── DATA FOR THIS EXERCISE ──
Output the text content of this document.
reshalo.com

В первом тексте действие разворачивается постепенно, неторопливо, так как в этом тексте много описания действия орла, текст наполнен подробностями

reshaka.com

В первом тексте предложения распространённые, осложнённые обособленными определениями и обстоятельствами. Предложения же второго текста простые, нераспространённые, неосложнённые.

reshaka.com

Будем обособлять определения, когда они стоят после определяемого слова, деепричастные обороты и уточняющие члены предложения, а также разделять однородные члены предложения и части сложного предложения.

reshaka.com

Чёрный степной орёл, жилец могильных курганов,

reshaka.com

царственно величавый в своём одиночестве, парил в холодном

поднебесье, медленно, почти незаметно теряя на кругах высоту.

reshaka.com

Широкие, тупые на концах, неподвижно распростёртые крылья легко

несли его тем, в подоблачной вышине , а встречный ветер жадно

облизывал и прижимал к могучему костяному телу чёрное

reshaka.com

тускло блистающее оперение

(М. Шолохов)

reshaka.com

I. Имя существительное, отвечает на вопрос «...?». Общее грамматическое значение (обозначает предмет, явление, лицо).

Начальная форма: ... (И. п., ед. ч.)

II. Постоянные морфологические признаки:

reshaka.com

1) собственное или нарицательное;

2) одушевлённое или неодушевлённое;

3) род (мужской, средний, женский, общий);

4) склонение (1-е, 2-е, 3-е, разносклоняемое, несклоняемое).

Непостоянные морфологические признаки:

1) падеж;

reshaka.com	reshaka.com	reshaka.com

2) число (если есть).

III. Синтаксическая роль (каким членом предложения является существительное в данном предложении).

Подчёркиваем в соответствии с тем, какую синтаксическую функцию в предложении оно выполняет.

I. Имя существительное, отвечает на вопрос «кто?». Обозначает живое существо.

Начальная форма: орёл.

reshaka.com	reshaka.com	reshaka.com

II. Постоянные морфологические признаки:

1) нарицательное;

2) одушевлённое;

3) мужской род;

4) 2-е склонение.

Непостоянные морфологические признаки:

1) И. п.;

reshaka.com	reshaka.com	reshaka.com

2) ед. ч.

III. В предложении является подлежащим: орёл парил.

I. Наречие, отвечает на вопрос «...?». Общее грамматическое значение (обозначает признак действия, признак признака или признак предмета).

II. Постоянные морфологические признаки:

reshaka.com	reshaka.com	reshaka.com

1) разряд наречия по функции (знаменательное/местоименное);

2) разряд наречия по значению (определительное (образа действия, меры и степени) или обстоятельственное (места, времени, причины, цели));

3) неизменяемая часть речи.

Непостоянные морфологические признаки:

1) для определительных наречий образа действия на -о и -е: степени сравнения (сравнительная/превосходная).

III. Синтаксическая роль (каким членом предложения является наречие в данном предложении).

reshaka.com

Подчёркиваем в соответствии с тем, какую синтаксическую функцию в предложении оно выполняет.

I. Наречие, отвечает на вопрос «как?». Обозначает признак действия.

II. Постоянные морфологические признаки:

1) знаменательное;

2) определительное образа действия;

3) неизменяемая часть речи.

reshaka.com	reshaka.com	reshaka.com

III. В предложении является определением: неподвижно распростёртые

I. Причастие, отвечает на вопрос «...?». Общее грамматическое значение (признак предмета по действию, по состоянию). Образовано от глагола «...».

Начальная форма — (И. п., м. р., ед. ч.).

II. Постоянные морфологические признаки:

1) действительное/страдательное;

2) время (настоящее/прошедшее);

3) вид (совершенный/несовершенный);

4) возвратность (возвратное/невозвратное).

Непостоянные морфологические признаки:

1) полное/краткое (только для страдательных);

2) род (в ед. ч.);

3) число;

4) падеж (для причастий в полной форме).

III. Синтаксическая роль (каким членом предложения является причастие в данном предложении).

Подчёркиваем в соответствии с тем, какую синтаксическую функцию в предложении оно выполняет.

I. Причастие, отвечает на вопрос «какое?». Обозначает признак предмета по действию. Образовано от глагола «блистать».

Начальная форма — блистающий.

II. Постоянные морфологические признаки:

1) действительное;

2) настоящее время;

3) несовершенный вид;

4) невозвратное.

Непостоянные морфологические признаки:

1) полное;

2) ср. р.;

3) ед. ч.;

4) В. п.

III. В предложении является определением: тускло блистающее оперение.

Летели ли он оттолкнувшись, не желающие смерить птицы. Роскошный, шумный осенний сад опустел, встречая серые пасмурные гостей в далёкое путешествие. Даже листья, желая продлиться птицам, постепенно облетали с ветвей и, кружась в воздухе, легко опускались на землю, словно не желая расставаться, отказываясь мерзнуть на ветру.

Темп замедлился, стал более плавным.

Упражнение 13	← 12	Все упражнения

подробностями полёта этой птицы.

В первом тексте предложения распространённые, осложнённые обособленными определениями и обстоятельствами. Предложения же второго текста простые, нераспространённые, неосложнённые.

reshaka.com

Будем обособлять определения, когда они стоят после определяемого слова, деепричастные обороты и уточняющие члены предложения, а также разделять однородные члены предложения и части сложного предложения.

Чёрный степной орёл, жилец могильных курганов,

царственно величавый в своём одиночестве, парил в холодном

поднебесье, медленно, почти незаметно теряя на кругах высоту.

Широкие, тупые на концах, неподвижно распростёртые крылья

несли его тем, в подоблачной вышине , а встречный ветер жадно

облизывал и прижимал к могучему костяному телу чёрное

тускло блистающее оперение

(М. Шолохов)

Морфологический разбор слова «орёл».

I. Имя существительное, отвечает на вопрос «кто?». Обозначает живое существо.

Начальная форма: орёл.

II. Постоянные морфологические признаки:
───
── DATA FOR THIS EXERCISE ──
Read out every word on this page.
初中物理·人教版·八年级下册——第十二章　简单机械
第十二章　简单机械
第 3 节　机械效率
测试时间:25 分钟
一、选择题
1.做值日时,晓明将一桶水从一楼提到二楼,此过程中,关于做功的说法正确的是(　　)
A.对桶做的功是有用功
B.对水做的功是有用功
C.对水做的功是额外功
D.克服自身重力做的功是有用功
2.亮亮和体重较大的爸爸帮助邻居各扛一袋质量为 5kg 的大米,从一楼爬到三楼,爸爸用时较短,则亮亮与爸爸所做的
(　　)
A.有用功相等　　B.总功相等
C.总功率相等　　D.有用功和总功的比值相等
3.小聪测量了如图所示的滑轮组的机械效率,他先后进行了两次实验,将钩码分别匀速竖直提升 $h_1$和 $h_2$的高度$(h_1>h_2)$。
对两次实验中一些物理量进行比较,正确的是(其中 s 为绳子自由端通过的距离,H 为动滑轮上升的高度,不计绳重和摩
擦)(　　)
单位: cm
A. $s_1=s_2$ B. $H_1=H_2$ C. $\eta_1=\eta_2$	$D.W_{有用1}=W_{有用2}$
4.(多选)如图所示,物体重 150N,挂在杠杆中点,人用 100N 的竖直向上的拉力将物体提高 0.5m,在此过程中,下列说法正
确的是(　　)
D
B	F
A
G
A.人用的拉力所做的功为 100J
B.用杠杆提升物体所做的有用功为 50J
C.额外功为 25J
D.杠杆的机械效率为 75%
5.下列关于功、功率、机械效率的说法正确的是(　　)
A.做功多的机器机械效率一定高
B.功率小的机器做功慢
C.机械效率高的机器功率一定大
───
TASK DESCRIPTION
Filter the listing above for the string "предложения" and copy every matching line.

EXPECTED ANSWER
В первом тексте предложения распространённые, осложнённые обособленными определениями и обстоятельствами. Предложения же второго текста простые, нераспространённые, неосложнённые.
Будем обособлять определения, когда они стоят после определяемого слова, деепричастные обороты и уточняющие члены предложения, а также разделять однородные члены предложения и части сложного предложения.
III. Синтаксическая роль (каким членом предложения является существительное в данном предложении).
III. Синтаксическая роль (каким членом предложения является наречие в данном предложении).
III. Синтаксическая роль (каким членом предложения является причастие в данном предложении).
В первом тексте предложения распространённые, осложнённые обособленными определениями и обстоятельствами. Предложения же второго текста простые, нераспространённые, неосложнённые.
Будем обособлять определения, когда они стоят после определяемого слова, деепричастные обороты и уточняющие члены предложения, а также разделять однородные члены предложения и части сложного предложения.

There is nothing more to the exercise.